Supplied information:
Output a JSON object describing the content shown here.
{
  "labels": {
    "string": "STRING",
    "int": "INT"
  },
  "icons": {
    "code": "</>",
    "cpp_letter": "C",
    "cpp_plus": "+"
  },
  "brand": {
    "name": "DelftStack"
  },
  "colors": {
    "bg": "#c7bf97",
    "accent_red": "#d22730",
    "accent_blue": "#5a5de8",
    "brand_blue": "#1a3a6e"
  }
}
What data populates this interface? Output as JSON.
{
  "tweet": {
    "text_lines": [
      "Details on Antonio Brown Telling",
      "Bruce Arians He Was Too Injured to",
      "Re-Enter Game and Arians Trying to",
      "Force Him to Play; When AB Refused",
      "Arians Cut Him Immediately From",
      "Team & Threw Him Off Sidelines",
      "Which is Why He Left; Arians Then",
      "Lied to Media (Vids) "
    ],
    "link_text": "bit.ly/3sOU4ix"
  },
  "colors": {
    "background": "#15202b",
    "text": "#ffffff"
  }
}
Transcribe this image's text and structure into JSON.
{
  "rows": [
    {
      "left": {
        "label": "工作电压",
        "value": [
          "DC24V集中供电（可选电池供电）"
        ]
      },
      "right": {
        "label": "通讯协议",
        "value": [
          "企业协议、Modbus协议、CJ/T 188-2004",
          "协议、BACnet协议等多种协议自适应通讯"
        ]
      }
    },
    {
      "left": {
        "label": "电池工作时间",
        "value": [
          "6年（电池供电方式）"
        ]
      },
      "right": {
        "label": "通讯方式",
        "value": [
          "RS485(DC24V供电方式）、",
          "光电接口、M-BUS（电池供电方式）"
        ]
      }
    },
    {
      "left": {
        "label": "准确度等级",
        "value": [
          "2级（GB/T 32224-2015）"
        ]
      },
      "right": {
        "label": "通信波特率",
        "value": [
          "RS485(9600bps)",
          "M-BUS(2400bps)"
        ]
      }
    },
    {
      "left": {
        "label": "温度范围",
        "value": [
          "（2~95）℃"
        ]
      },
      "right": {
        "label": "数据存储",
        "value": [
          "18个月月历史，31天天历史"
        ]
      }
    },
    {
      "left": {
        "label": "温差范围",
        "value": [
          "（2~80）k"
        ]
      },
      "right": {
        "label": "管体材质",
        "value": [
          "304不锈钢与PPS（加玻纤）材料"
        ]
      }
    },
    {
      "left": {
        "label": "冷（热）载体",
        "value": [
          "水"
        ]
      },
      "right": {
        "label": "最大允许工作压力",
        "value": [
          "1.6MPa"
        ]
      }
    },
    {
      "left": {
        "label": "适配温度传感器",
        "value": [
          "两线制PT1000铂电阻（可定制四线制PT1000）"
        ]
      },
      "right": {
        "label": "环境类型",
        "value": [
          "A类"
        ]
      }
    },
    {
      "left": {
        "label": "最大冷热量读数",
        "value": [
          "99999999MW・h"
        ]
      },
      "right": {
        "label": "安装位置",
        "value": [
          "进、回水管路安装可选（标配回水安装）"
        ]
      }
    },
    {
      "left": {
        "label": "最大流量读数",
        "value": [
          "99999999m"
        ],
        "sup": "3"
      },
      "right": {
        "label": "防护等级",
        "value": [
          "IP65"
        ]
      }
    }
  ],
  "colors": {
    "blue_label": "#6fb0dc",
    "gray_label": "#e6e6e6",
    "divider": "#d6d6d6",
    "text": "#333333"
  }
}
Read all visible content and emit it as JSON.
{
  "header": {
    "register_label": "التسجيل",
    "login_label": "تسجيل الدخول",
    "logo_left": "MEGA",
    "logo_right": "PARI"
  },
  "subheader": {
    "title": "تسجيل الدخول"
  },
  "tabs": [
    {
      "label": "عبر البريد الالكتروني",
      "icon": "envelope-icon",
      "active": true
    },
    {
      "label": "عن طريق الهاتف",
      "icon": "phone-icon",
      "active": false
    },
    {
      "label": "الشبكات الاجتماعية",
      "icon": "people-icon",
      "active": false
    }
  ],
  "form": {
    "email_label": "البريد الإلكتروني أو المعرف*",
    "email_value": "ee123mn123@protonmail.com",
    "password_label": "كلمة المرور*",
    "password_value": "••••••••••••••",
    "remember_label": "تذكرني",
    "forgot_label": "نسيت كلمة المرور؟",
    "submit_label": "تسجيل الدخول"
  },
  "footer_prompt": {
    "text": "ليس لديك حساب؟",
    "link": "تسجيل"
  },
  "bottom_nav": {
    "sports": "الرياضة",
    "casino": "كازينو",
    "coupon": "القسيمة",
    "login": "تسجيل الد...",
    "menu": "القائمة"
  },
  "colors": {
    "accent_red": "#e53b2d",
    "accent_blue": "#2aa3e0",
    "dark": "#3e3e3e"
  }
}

Stated problem:
Repeat every record exactly as written, please.

Result of the exercise:
Output a JSON object describing the content shown here.
{
  "labels": {
    "string": "STRING",
    "int": "INT"
  },
  "icons": {
    "code": "</>",
    "cpp_letter": "C",
    "cpp_plus": "+"
  },
  "brand": {
    "name": "DelftStack"
  },
  "colors": {
    "bg": "#c7bf97",
    "accent_red": "#d22730",
    "accent_blue": "#5a5de8",
    "brand_blue": "#1a3a6e"
  }
}
What data populates this interface? Output as JSON.
{
  "tweet": {
    "text_lines": [
      "Details on Antonio Brown Telling",
      "Bruce Arians He Was Too Injured to",
      "Re-Enter Game and Arians Trying to",
      "Force Him to Play; When AB Refused",
      "Arians Cut Him Immediately From",
      "Team & Threw Him Off Sidelines",
      "Which is Why He Left; Arians Then",
      "Lied to Media (Vids) "
    ],
    "link_text": "bit.ly/3sOU4ix"
  },
  "colors": {
    "background": "#15202b",
    "text": "#ffffff"
  }
}
Transcribe this image's text and structure into JSON.
{
  "rows": [
    {
      "left": {
        "label": "工作电压",
        "value": [
          "DC24V集中供电（可选电池供电）"
        ]
      },
      "right": {
        "label": "通讯协议",
        "value": [
          "企业协议、Modbus协议、CJ/T 188-2004",
          "协议、BACnet协议等多种协议自适应通讯"
        ]
      }
    },
    {
      "left": {
        "label": "电池工作时间",
        "value": [
          "6年（电池供电方式）"
        ]
      },
      "right": {
        "label": "通讯方式",
        "value": [
          "RS485(DC24V供电方式）、",
          "光电接口、M-BUS（电池供电方式）"
        ]
      }
    },
    {
      "left": {
        "label": "准确度等级",
        "value": [
          "2级（GB/T 32224-2015）"
        ]
      },
      "right": {
        "label": "通信波特率",
        "value": [
          "RS485(9600bps)",
          "M-BUS(2400bps)"
        ]
      }
    },
    {
      "left": {
        "label": "温度范围",
        "value": [
          "（2~95）℃"
        ]
      },
      "right": {
        "label": "数据存储",
        "value": [
          "18个月月历史，31天天历史"
        ]
      }
    },
    {
      "left": {
        "label": "温差范围",
        "value": [
          "（2~80）k"
        ]
      },
      "right": {
        "label": "管体材质",
        "value": [
          "304不锈钢与PPS（加玻纤）材料"
        ]
      }
    },
    {
      "left": {
        "label": "冷（热）载体",
        "value": [
          "水"
        ]
      },
      "right": {
        "label": "最大允许工作压力",
        "value": [
          "1.6MPa"
        ]
      }
    },
    {
      "left": {
        "label": "适配温度传感器",
        "value": [
          "两线制PT1000铂电阻（可定制四线制PT1000）"
        ]
      },
      "right": {
        "label": "环境类型",
        "value": [
          "A类"
        ]
      }
    },
    {
      "left": {
        "label": "最大冷热量读数",
        "value": [
          "99999999MW・h"
        ]
      },
      "right": {
        "label": "安装位置",
        "value": [
          "进、回水管路安装可选（标配回水安装）"
        ]
      }
    },
    {
      "left": {
        "label": "最大流量读数",
        "value": [
          "99999999m"
        ],
        "sup": "3"
      },
      "right": {
        "label": "防护等级",
        "value": [
          "IP65"
        ]
      }
    }
  ],
  "colors": {
    "blue_label": "#6fb0dc",
    "gray_label": "#e6e6e6",
    "divider": "#d6d6d6",
    "text": "#333333"
  }
}
Read all visible content and emit it as JSON.
{
  "header": {
    "register_label": "التسجيل",
    "login_label": "تسجيل الدخول",
    "logo_left": "MEGA",
    "logo_right": "PARI"
  },
  "subheader": {
    "title": "تسجيل الدخول"
  },
  "tabs": [
    {
      "label": "عبر البريد الالكتروني",
      "icon": "envelope-icon",
      "active": true
    },
    {
      "label": "عن طريق الهاتف",
      "icon": "phone-icon",
      "active": false
    },
    {
      "label": "الشبكات الاجتماعية",
      "icon": "people-icon",
      "active": false
    }
  ],
  "form": {
    "email_label": "البريد الإلكتروني أو المعرف*",
    "email_value": "ee123mn123@protonmail.com",
    "password_label": "كلمة المرور*",
    "password_value": "••••••••••••••",
    "remember_label": "تذكرني",
    "forgot_label": "نسيت كلمة المرور؟",
    "submit_label": "تسجيل الدخول"
  },
  "footer_prompt": {
    "text": "ليس لديك حساب؟",
    "link": "تسجيل"
  },
  "bottom_nav": {
    "sports": "الرياضة",
    "casino": "كازينو",
    "coupon": "القسيمة",
    "login": "تسجيل الد...",
    "menu": "القائمة"
  },
  "colors": {
    "accent_red": "#e53b2d",
    "accent_blue": "#2aa3e0",
    "dark": "#3e3e3e"
  }
}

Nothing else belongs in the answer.